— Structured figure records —
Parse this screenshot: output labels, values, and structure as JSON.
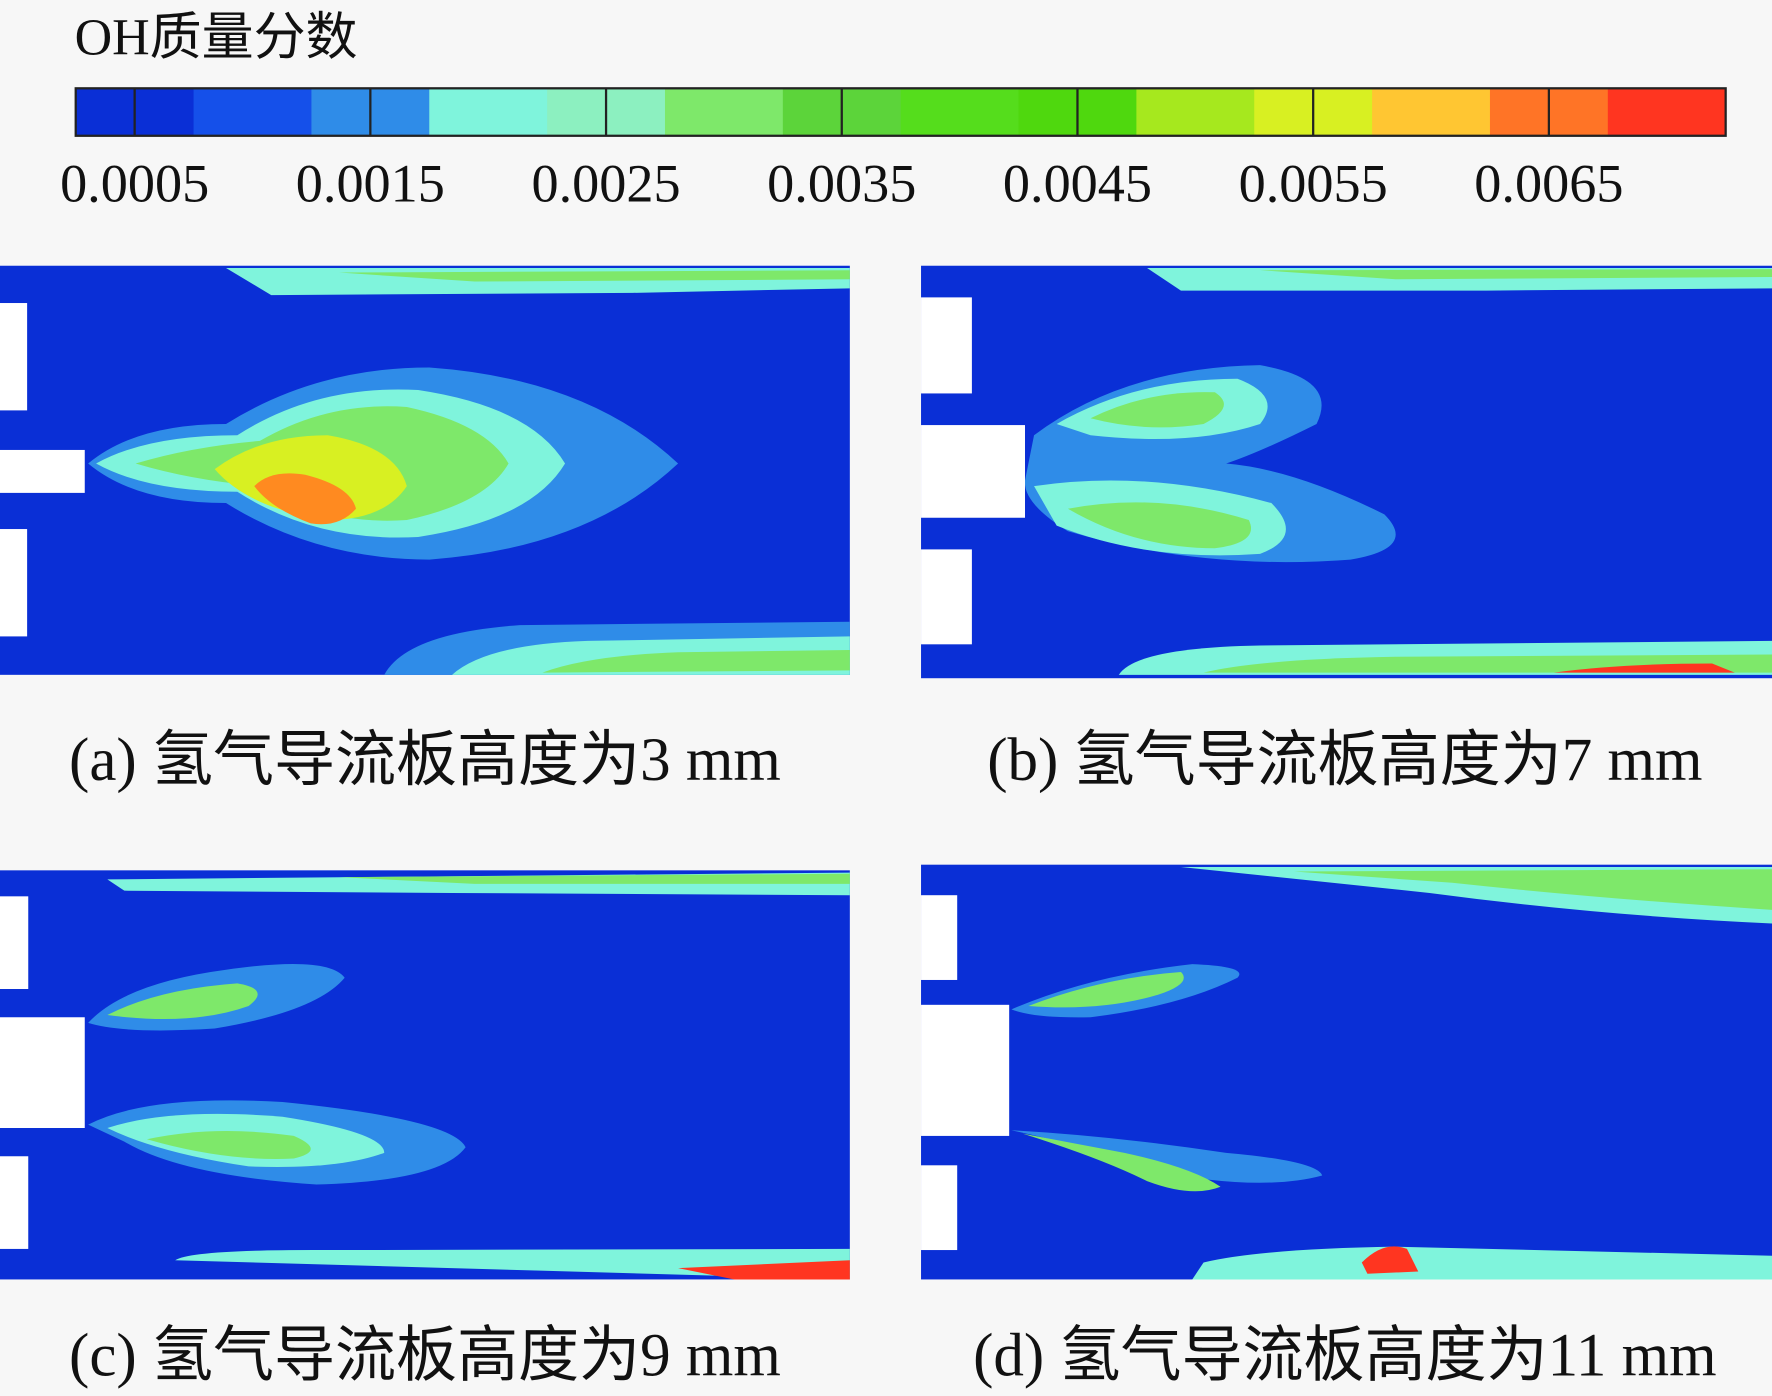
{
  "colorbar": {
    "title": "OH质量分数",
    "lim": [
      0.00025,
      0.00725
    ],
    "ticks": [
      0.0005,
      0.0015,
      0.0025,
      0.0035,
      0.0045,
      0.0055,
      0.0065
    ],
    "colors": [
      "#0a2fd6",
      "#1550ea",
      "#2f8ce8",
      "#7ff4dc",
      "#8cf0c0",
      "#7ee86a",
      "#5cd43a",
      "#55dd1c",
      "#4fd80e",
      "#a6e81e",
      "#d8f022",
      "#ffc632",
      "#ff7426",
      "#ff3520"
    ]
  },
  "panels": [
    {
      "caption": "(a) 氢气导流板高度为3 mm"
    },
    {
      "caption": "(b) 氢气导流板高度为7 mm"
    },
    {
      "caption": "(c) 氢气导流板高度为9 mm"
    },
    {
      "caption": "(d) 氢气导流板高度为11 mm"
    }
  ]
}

---

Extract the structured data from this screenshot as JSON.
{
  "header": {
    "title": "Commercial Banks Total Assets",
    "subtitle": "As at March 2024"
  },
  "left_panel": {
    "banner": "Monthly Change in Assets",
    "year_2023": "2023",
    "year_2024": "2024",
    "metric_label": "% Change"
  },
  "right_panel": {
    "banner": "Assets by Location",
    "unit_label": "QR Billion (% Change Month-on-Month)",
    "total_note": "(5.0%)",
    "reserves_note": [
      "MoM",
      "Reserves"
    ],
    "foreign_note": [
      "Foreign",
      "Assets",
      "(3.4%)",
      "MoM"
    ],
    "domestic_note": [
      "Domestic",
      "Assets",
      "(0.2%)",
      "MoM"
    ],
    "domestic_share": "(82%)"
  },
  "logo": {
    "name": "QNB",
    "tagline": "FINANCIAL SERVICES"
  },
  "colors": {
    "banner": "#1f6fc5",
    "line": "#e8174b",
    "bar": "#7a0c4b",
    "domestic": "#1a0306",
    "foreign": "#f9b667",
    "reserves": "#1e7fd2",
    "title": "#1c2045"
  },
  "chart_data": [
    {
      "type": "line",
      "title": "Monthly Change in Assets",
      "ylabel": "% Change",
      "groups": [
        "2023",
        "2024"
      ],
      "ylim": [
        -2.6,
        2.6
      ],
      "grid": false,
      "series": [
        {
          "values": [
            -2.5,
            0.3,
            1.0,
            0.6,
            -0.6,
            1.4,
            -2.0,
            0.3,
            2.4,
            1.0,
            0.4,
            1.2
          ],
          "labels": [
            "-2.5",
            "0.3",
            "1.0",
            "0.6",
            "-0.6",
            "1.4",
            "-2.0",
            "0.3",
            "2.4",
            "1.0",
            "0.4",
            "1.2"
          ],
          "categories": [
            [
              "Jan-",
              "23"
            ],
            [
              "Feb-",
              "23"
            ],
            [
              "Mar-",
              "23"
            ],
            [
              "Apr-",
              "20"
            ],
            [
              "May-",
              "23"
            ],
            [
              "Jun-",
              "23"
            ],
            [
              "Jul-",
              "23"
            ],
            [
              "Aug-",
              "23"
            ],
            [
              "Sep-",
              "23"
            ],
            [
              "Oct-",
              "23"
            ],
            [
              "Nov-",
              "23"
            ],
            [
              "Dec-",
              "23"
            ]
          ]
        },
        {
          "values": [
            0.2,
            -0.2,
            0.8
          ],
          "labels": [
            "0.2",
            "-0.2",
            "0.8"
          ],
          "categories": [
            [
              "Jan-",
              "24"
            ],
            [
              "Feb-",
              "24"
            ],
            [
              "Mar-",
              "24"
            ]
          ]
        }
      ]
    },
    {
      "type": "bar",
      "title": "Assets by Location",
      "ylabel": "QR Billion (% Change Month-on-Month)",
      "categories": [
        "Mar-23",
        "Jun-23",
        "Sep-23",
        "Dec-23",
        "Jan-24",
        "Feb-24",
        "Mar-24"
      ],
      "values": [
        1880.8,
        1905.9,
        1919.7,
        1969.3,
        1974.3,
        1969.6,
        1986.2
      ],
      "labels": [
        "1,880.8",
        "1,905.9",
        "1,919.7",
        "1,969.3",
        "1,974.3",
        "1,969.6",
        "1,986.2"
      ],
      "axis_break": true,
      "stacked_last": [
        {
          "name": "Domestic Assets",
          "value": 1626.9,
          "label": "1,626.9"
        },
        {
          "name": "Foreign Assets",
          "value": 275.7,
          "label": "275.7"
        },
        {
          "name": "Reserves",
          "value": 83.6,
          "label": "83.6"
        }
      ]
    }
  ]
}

--

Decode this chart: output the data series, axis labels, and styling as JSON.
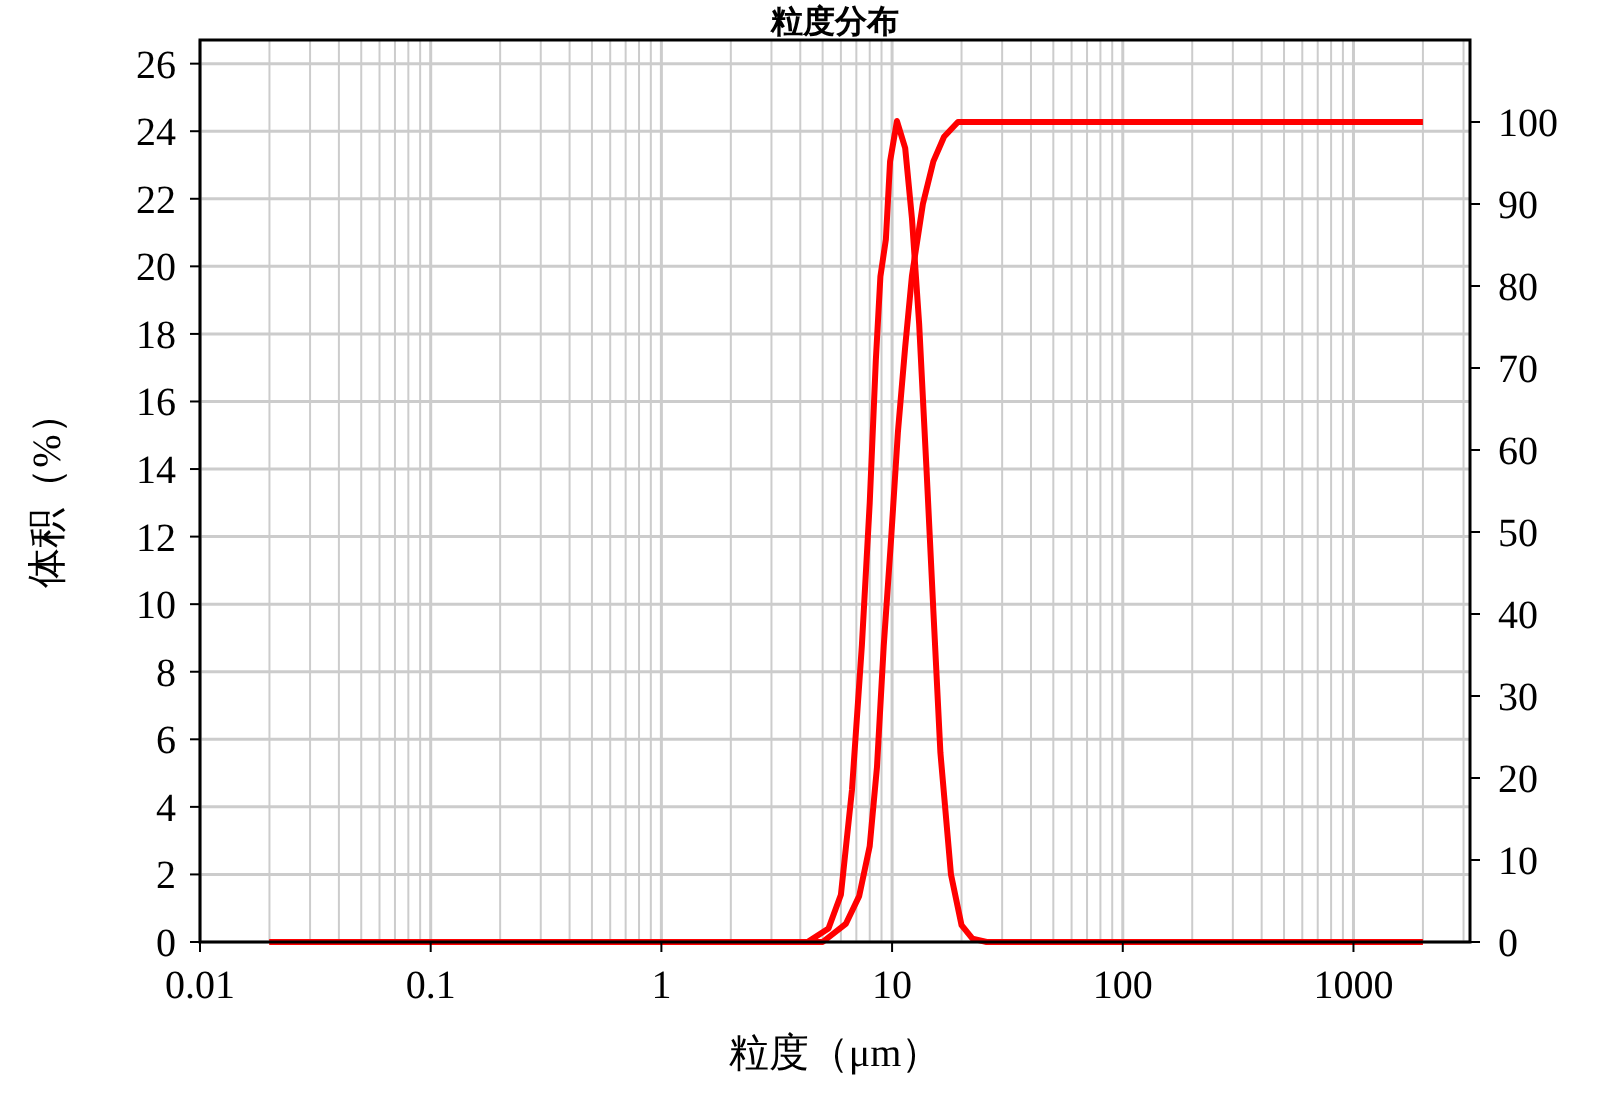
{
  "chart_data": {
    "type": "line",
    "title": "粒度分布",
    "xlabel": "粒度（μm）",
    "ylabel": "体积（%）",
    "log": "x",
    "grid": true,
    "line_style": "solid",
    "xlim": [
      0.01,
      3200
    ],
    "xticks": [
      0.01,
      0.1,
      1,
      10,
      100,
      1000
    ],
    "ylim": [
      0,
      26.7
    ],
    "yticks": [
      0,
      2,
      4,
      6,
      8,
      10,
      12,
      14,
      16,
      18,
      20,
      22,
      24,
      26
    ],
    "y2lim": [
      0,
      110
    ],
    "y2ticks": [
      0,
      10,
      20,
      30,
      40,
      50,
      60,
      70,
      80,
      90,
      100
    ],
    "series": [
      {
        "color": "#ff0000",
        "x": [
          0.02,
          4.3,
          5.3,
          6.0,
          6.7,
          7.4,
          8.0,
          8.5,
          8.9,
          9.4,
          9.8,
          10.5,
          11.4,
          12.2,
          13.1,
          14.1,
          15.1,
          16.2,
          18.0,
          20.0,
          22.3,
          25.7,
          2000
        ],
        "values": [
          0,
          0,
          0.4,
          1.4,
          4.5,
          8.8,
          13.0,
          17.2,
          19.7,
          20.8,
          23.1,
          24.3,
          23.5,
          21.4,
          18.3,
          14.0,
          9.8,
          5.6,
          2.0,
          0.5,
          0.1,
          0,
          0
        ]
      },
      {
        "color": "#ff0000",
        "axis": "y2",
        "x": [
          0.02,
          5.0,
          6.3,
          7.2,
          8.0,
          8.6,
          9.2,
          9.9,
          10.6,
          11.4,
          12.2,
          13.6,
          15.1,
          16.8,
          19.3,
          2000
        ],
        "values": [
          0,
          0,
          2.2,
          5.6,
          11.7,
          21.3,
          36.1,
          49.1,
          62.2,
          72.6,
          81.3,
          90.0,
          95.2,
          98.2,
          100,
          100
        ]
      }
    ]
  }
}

— What is being asked —
Identify each line in the records above that contains the word "screenshot", and copy it out in full.

— Written response —
Parse this screenshot: output labels, values, and structure as JSON.
Extract the structured data from this screenshot as JSON.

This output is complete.